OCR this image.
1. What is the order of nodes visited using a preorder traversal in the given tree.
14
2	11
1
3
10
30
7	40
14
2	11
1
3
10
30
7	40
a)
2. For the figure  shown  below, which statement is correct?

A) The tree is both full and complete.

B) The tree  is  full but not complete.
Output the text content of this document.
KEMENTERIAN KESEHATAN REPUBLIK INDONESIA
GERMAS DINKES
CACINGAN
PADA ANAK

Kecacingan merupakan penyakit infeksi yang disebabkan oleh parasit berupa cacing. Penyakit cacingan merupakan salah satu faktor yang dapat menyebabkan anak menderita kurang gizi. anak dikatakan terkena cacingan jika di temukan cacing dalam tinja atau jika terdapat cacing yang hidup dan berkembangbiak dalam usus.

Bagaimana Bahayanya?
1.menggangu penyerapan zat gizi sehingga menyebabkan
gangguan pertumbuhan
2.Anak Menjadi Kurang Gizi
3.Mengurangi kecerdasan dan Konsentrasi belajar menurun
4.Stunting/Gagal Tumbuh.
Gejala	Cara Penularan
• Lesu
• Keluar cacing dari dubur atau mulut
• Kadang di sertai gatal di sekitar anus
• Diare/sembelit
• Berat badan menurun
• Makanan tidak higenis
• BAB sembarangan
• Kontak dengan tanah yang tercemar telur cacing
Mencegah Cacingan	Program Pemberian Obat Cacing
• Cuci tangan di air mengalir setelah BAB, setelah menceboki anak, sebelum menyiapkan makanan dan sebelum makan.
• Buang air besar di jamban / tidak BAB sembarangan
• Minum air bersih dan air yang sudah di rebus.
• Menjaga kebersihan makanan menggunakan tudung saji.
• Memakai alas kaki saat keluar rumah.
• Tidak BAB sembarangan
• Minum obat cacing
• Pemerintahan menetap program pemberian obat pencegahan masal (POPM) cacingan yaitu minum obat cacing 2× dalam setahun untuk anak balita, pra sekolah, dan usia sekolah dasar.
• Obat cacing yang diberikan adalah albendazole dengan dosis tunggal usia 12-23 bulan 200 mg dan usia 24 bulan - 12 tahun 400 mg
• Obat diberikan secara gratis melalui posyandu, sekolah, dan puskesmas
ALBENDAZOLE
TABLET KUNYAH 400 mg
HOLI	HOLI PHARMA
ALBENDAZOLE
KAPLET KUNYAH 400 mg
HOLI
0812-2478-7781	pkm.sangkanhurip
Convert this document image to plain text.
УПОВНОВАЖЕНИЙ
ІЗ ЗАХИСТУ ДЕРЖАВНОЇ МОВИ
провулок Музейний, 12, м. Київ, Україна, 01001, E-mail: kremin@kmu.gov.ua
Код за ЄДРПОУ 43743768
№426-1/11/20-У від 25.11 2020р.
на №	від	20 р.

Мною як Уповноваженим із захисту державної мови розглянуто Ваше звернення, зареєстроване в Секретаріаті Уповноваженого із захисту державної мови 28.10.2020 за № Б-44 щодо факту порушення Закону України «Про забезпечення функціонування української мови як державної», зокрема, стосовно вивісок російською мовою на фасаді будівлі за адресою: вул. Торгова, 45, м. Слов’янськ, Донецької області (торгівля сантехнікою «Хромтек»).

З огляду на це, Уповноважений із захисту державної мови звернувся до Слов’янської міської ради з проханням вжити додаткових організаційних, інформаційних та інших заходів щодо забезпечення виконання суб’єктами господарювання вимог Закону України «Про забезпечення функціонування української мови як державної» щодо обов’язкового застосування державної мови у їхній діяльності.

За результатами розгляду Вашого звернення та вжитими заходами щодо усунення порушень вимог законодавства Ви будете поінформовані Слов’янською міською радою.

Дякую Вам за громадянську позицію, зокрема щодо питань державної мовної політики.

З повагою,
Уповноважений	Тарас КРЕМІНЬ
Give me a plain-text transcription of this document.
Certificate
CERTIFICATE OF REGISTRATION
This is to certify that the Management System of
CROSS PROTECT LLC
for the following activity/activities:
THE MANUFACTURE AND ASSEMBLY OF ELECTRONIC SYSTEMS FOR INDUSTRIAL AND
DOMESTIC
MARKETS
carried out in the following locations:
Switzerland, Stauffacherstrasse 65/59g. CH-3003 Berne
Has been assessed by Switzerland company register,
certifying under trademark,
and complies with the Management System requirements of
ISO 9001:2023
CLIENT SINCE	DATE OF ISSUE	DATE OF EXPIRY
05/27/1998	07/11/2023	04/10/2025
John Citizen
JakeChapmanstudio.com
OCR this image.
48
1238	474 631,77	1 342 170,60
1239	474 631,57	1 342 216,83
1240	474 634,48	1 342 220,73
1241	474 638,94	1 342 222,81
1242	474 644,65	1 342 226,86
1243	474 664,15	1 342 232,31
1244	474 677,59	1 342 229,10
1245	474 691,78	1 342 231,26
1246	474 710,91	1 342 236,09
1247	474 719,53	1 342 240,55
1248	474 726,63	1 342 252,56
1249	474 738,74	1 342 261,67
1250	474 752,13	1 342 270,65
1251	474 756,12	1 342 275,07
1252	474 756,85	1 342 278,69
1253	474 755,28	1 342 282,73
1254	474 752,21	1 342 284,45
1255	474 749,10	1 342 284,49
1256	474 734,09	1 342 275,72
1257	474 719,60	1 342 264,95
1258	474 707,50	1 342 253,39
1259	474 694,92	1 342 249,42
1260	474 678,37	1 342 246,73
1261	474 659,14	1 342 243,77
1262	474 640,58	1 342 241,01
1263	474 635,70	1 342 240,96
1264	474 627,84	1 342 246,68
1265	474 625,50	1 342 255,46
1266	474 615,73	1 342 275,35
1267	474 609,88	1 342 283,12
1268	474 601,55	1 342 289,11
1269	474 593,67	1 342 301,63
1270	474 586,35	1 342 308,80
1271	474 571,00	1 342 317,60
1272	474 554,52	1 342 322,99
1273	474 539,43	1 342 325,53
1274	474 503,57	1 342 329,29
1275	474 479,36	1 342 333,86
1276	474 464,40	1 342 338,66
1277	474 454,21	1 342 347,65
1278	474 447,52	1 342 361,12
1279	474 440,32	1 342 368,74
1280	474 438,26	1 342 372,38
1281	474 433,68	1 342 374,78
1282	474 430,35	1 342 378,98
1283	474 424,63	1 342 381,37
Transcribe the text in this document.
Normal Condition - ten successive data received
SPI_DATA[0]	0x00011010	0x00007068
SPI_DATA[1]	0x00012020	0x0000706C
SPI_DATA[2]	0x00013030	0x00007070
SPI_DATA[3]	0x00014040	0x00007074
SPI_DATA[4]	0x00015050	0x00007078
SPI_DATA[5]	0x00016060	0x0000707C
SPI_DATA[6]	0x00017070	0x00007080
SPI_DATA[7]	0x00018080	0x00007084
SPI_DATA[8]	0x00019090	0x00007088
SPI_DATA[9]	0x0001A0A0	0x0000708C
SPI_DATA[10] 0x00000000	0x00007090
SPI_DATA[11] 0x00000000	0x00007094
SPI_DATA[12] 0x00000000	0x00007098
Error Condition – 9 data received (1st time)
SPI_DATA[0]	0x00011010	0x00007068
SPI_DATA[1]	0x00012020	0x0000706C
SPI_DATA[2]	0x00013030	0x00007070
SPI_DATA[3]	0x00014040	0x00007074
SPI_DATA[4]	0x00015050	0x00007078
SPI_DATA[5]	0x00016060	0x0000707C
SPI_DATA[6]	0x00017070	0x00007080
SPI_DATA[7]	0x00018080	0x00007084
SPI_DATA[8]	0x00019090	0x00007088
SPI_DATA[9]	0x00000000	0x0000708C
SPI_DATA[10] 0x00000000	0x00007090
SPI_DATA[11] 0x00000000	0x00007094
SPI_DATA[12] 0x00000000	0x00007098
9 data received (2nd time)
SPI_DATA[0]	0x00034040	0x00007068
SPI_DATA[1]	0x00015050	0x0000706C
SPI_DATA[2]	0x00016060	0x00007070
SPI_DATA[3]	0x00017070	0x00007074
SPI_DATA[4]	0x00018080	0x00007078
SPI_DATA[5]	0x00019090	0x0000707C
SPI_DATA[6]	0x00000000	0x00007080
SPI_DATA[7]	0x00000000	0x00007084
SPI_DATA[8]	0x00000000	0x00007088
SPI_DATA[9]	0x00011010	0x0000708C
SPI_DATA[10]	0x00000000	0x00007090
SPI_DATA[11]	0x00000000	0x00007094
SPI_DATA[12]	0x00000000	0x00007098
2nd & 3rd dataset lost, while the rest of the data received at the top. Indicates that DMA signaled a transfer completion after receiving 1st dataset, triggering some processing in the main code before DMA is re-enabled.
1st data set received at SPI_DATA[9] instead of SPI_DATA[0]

* Work required
Give only the number of lines in the preceding material that contain the string "Switzerland".

* Exercise solution
2